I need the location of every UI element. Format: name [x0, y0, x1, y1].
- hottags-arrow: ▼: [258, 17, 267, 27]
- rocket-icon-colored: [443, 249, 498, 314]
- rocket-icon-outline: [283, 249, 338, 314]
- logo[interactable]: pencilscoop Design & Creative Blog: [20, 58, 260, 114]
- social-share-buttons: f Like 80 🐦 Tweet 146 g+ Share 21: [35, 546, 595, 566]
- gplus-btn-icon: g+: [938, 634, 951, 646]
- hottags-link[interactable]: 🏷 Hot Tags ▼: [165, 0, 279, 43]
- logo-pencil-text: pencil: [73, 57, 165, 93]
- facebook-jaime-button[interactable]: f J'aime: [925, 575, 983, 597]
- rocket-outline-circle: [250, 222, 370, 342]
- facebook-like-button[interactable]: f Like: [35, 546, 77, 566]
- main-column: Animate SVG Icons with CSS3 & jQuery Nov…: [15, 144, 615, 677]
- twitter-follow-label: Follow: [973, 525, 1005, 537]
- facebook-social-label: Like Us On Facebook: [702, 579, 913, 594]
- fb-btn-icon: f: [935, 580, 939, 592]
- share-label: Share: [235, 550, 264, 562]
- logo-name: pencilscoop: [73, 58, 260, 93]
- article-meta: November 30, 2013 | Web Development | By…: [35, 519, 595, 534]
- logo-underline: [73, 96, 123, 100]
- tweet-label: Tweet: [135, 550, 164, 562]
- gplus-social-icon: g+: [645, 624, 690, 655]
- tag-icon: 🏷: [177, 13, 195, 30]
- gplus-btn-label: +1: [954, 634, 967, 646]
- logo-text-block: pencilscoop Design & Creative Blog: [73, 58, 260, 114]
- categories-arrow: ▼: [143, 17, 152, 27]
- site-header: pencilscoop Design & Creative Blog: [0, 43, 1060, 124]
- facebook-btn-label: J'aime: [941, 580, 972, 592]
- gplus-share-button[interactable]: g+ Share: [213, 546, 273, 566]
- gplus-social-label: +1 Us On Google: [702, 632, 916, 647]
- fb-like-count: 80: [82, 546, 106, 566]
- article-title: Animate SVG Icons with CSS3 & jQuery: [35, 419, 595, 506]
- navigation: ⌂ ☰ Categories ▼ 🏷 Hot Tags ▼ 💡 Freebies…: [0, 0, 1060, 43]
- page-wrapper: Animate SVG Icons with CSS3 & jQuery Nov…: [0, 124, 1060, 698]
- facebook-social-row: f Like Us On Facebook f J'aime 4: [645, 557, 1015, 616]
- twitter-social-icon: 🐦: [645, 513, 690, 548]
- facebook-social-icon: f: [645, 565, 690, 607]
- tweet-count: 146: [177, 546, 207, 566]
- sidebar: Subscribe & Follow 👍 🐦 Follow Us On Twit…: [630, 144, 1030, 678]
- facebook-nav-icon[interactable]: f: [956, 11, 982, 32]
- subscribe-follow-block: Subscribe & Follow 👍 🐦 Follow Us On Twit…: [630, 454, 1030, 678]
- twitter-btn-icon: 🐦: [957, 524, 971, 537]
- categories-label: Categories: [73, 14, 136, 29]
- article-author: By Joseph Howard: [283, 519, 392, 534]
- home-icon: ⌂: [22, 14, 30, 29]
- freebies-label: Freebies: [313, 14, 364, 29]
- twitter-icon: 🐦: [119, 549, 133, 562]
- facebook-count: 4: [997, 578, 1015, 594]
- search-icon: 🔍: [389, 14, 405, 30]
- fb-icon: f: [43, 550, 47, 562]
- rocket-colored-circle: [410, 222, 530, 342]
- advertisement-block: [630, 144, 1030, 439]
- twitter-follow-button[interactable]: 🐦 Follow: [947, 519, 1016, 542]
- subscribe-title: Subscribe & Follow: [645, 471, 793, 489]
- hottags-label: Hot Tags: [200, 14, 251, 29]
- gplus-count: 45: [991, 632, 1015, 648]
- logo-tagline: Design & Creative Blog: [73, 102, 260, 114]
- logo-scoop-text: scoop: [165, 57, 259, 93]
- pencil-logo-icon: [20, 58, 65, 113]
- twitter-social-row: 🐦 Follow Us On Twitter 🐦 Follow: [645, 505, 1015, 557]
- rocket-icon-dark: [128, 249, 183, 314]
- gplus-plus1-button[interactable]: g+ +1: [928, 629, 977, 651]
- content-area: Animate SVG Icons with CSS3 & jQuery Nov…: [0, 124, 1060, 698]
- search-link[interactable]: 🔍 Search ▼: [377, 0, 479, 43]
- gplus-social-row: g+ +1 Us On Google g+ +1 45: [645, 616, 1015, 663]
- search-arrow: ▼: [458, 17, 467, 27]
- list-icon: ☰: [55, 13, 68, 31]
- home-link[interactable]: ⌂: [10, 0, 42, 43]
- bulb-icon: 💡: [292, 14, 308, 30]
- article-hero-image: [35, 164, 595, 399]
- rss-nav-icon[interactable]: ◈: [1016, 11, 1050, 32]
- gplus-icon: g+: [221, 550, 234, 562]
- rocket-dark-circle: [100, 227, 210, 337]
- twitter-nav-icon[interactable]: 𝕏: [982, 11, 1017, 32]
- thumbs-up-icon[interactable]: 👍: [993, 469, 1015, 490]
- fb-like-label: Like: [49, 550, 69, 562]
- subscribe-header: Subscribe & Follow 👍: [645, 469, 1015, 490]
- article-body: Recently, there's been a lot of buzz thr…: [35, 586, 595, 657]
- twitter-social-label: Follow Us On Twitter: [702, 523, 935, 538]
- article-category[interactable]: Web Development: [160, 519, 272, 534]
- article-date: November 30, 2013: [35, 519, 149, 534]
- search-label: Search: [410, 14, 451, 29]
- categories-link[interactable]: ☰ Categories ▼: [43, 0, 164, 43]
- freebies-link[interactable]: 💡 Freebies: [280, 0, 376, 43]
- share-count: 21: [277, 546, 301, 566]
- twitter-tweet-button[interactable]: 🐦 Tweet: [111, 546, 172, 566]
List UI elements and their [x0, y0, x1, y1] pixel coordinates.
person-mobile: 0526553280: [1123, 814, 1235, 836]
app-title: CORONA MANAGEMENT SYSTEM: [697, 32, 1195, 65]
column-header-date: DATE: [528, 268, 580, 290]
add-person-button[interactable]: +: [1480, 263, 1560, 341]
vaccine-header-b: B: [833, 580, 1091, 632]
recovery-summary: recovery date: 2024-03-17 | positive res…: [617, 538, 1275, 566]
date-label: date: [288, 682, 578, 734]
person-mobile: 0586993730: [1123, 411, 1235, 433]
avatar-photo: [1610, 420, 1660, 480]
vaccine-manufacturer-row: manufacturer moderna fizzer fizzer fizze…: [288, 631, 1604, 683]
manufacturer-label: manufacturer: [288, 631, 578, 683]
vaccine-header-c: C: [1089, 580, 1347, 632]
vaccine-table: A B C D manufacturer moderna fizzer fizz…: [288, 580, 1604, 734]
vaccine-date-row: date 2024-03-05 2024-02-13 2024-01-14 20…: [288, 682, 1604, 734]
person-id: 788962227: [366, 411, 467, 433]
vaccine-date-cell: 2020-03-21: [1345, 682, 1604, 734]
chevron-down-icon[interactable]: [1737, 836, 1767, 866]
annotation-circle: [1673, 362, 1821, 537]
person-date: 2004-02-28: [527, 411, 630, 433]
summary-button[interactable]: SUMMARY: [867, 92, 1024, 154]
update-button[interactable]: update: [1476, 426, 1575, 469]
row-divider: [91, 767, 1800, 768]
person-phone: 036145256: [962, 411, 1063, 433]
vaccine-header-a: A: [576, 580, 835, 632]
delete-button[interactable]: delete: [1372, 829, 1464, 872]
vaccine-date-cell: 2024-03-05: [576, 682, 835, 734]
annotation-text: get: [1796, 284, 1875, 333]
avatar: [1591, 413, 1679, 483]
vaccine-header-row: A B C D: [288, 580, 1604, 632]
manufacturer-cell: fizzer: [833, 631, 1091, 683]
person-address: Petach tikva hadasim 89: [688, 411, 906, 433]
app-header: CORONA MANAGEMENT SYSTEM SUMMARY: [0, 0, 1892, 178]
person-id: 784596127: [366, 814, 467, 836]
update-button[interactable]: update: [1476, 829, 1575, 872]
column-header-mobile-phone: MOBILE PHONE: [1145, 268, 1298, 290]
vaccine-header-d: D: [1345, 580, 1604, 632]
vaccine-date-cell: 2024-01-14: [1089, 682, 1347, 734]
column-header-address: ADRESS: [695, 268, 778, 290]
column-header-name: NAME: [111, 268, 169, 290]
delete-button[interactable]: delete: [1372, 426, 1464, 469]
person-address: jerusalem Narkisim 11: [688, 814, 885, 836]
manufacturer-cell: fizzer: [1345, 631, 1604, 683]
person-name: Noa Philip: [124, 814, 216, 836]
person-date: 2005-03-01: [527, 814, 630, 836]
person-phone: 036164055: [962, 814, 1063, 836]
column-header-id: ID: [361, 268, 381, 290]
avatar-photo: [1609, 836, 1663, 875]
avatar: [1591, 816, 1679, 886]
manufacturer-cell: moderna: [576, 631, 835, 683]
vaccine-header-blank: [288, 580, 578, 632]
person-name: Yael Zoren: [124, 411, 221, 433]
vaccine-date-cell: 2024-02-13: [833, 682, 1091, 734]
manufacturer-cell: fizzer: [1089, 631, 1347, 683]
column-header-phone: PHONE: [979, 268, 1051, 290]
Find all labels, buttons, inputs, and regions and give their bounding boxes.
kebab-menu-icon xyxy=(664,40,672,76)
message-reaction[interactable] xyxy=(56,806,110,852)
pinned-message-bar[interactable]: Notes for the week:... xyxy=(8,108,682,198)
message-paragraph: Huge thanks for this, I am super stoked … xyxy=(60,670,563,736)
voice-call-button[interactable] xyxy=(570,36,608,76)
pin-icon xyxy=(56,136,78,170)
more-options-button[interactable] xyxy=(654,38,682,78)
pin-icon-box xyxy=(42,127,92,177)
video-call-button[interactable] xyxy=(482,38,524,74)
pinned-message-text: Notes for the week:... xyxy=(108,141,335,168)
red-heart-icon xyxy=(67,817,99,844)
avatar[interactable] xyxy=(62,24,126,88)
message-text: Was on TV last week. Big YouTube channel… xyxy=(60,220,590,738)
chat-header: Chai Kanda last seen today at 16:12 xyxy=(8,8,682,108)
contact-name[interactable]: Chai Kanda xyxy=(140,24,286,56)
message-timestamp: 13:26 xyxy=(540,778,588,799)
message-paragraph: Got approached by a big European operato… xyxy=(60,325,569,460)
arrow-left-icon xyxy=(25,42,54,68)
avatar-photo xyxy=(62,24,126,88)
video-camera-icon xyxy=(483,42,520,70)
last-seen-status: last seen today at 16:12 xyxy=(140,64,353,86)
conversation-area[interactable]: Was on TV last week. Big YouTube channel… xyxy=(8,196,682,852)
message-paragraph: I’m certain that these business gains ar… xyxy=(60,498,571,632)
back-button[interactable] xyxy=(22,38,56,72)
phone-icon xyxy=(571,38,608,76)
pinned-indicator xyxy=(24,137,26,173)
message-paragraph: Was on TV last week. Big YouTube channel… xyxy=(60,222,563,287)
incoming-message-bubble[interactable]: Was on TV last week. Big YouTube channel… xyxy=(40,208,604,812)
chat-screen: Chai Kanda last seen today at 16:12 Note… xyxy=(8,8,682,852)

============================================================

** Task to complete **
Rewrite everything from the first of the lines down to the one containing "- main-column: Animate", substituting "launch" for "rocket" and leaving all else unchanged. Return only those lines.

** Correct result **
I need the location of every UI element. Format: name [x0, y0, x1, y1].
- hottags-arrow: ▼: [258, 17, 267, 27]
- launch-icon-colored: [443, 249, 498, 314]
- launch-icon-outline: [283, 249, 338, 314]
- logo[interactable]: pencilscoop Design & Creative Blog: [20, 58, 260, 114]
- social-share-buttons: f Like 80 🐦 Tweet 146 g+ Share 21: [35, 546, 595, 566]
- gplus-btn-icon: g+: [938, 634, 951, 646]
- hottags-link[interactable]: 🏷 Hot Tags ▼: [165, 0, 279, 43]
- logo-pencil-text: pencil: [73, 57, 165, 93]
- facebook-jaime-button[interactable]: f J'aime: [925, 575, 983, 597]
- launch-outline-circle: [250, 222, 370, 342]
- facebook-like-button[interactable]: f Like: [35, 546, 77, 566]
- main-column: Animate SVG Icons with CSS3 & jQuery Nov…: [15, 144, 615, 677]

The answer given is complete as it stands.